**Recorded information:**

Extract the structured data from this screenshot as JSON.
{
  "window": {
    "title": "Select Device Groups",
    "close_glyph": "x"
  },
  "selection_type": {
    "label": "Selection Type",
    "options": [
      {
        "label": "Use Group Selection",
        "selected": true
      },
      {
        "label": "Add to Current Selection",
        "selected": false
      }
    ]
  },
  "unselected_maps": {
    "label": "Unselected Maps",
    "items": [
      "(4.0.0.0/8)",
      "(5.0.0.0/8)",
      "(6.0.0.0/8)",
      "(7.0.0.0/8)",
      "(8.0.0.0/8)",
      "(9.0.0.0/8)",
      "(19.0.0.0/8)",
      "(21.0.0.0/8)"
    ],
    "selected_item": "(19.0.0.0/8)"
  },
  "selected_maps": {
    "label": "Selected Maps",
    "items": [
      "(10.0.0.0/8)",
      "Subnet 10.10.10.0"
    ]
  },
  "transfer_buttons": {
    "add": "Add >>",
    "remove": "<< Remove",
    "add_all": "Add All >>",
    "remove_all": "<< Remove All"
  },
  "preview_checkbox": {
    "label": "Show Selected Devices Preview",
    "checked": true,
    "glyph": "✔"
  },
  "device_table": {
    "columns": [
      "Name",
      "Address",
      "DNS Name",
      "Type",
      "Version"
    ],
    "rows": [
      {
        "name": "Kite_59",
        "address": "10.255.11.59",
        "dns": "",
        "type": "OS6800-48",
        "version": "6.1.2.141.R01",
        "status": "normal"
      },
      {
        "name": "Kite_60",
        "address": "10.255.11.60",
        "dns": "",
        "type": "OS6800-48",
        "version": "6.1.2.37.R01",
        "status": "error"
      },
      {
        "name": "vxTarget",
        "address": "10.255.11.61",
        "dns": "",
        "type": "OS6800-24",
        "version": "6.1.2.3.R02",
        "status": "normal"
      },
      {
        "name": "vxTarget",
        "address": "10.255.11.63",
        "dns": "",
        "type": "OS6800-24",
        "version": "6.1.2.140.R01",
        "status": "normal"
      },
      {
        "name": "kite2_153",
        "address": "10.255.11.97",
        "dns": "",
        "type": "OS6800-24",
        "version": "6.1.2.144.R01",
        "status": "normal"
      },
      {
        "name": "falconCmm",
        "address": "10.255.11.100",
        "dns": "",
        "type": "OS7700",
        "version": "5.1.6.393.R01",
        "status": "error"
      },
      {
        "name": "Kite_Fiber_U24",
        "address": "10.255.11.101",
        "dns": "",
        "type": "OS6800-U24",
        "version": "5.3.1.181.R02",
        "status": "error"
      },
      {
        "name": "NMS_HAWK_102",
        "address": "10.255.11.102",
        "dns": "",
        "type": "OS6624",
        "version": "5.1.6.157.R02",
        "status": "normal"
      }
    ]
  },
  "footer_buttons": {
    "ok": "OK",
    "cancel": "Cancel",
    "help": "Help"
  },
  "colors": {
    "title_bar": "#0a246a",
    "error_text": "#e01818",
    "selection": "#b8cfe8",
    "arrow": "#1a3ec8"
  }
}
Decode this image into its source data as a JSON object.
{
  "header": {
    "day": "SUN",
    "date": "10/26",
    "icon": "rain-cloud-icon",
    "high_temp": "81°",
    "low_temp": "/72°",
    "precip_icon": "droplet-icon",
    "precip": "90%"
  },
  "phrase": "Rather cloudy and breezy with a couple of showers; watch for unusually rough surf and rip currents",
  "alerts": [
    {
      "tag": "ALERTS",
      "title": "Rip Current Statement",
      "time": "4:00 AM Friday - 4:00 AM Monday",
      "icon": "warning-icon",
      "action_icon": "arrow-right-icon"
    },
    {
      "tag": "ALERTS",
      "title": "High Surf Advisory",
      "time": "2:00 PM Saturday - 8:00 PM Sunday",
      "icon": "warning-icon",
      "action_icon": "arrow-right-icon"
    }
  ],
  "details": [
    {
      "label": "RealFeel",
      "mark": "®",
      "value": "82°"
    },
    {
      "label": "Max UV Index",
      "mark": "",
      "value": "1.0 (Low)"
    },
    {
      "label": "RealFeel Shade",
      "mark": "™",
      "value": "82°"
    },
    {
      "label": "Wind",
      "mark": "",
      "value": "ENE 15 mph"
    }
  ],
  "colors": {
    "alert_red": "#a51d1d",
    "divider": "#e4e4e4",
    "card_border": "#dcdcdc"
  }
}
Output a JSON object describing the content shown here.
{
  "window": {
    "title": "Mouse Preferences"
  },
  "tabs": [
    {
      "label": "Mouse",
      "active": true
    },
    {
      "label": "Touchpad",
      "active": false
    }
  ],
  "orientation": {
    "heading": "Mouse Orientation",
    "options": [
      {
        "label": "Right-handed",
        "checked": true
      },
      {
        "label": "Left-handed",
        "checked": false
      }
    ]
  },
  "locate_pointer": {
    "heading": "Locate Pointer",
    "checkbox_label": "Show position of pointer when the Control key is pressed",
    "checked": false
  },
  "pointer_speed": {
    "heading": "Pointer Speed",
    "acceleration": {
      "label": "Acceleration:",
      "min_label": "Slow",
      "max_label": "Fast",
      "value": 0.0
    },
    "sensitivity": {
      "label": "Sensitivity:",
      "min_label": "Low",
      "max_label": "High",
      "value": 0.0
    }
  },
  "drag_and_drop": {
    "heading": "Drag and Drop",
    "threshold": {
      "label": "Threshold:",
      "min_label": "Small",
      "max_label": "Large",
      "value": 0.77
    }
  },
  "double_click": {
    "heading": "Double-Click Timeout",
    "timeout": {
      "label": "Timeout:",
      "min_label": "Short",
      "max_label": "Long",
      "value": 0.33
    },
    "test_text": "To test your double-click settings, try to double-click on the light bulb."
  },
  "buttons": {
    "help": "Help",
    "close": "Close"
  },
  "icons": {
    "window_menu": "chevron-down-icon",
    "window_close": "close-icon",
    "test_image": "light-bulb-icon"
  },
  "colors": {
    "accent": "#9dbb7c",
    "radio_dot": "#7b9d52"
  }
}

**Task prompt:** Reproduce the full listing exactly.

**Correct output:**
Extract the structured data from this screenshot as JSON.
{
  "window": {
    "title": "Select Device Groups",
    "close_glyph": "x"
  },
  "selection_type": {
    "label": "Selection Type",
    "options": [
      {
        "label": "Use Group Selection",
        "selected": true
      },
      {
        "label": "Add to Current Selection",
        "selected": false
      }
    ]
  },
  "unselected_maps": {
    "label": "Unselected Maps",
    "items": [
      "(4.0.0.0/8)",
      "(5.0.0.0/8)",
      "(6.0.0.0/8)",
      "(7.0.0.0/8)",
      "(8.0.0.0/8)",
      "(9.0.0.0/8)",
      "(19.0.0.0/8)",
      "(21.0.0.0/8)"
    ],
    "selected_item": "(19.0.0.0/8)"
  },
  "selected_maps": {
    "label": "Selected Maps",
    "items": [
      "(10.0.0.0/8)",
      "Subnet 10.10.10.0"
    ]
  },
  "transfer_buttons": {
    "add": "Add >>",
    "remove": "<< Remove",
    "add_all": "Add All >>",
    "remove_all": "<< Remove All"
  },
  "preview_checkbox": {
    "label": "Show Selected Devices Preview",
    "checked": true,
    "glyph": "✔"
  },
  "device_table": {
    "columns": [
      "Name",
      "Address",
      "DNS Name",
      "Type",
      "Version"
    ],
    "rows": [
      {
        "name": "Kite_59",
        "address": "10.255.11.59",
        "dns": "",
        "type": "OS6800-48",
        "version": "6.1.2.141.R01",
        "status": "normal"
      },
      {
        "name": "Kite_60",
        "address": "10.255.11.60",
        "dns": "",
        "type": "OS6800-48",
        "version": "6.1.2.37.R01",
        "status": "error"
      },
      {
        "name": "vxTarget",
        "address": "10.255.11.61",
        "dns": "",
        "type": "OS6800-24",
        "version": "6.1.2.3.R02",
        "status": "normal"
      },
      {
        "name": "vxTarget",
        "address": "10.255.11.63",
        "dns": "",
        "type": "OS6800-24",
        "version": "6.1.2.140.R01",
        "status": "normal"
      },
      {
        "name": "kite2_153",
        "address": "10.255.11.97",
        "dns": "",
        "type": "OS6800-24",
        "version": "6.1.2.144.R01",
        "status": "normal"
      },
      {
        "name": "falconCmm",
        "address": "10.255.11.100",
        "dns": "",
        "type": "OS7700",
        "version": "5.1.6.393.R01",
        "status": "error"
      },
      {
        "name": "Kite_Fiber_U24",
        "address": "10.255.11.101",
        "dns": "",
        "type": "OS6800-U24",
        "version": "5.3.1.181.R02",
        "status": "error"
      },
      {
        "name": "NMS_HAWK_102",
        "address": "10.255.11.102",
        "dns": "",
        "type": "OS6624",
        "version": "5.1.6.157.R02",
        "status": "normal"
      }
    ]
  },
  "footer_buttons": {
    "ok": "OK",
    "cancel": "Cancel",
    "help": "Help"
  },
  "colors": {
    "title_bar": "#0a246a",
    "error_text": "#e01818",
    "selection": "#b8cfe8",
    "arrow": "#1a3ec8"
  }
}
Decode this image into its source data as a JSON object.
{
  "header": {
    "day": "SUN",
    "date": "10/26",
    "icon": "rain-cloud-icon",
    "high_temp": "81°",
    "low_temp": "/72°",
    "precip_icon": "droplet-icon",
    "precip": "90%"
  },
  "phrase": "Rather cloudy and breezy with a couple of showers; watch for unusually rough surf and rip currents",
  "alerts": [
    {
      "tag": "ALERTS",
      "title": "Rip Current Statement",
      "time": "4:00 AM Friday - 4:00 AM Monday",
      "icon": "warning-icon",
      "action_icon": "arrow-right-icon"
    },
    {
      "tag": "ALERTS",
      "title": "High Surf Advisory",
      "time": "2:00 PM Saturday - 8:00 PM Sunday",
      "icon": "warning-icon",
      "action_icon": "arrow-right-icon"
    }
  ],
  "details": [
    {
      "label": "RealFeel",
      "mark": "®",
      "value": "82°"
    },
    {
      "label": "Max UV Index",
      "mark": "",
      "value": "1.0 (Low)"
    },
    {
      "label": "RealFeel Shade",
      "mark": "™",
      "value": "82°"
    },
    {
      "label": "Wind",
      "mark": "",
      "value": "ENE 15 mph"
    }
  ],
  "colors": {
    "alert_red": "#a51d1d",
    "divider": "#e4e4e4",
    "card_border": "#dcdcdc"
  }
}
Output a JSON object describing the content shown here.
{
  "window": {
    "title": "Mouse Preferences"
  },
  "tabs": [
    {
      "label": "Mouse",
      "active": true
    },
    {
      "label": "Touchpad",
      "active": false
    }
  ],
  "orientation": {
    "heading": "Mouse Orientation",
    "options": [
      {
        "label": "Right-handed",
        "checked": true
      },
      {
        "label": "Left-handed",
        "checked": false
      }
    ]
  },
  "locate_pointer": {
    "heading": "Locate Pointer",
    "checkbox_label": "Show position of pointer when the Control key is pressed",
    "checked": false
  },
  "pointer_speed": {
    "heading": "Pointer Speed",
    "acceleration": {
      "label": "Acceleration:",
      "min_label": "Slow",
      "max_label": "Fast",
      "value": 0.0
    },
    "sensitivity": {
      "label": "Sensitivity:",
      "min_label": "Low",
      "max_label": "High",
      "value": 0.0
    }
  },
  "drag_and_drop": {
    "heading": "Drag and Drop",
    "threshold": {
      "label": "Threshold:",
      "min_label": "Small",
      "max_label": "Large",
      "value": 0.77
    }
  },
  "double_click": {
    "heading": "Double-Click Timeout",
    "timeout": {
      "label": "Timeout:",
      "min_label": "Short",
      "max_label": "Long",
      "value": 0.33
    },
    "test_text": "To test your double-click settings, try to double-click on the light bulb."
  },
  "buttons": {
    "help": "Help",
    "close": "Close"
  },
  "icons": {
    "window_menu": "chevron-down-icon",
    "window_close": "close-icon",
    "test_image": "light-bulb-icon"
  },
  "colors": {
    "accent": "#9dbb7c",
    "radio_dot": "#7b9d52"
  }
}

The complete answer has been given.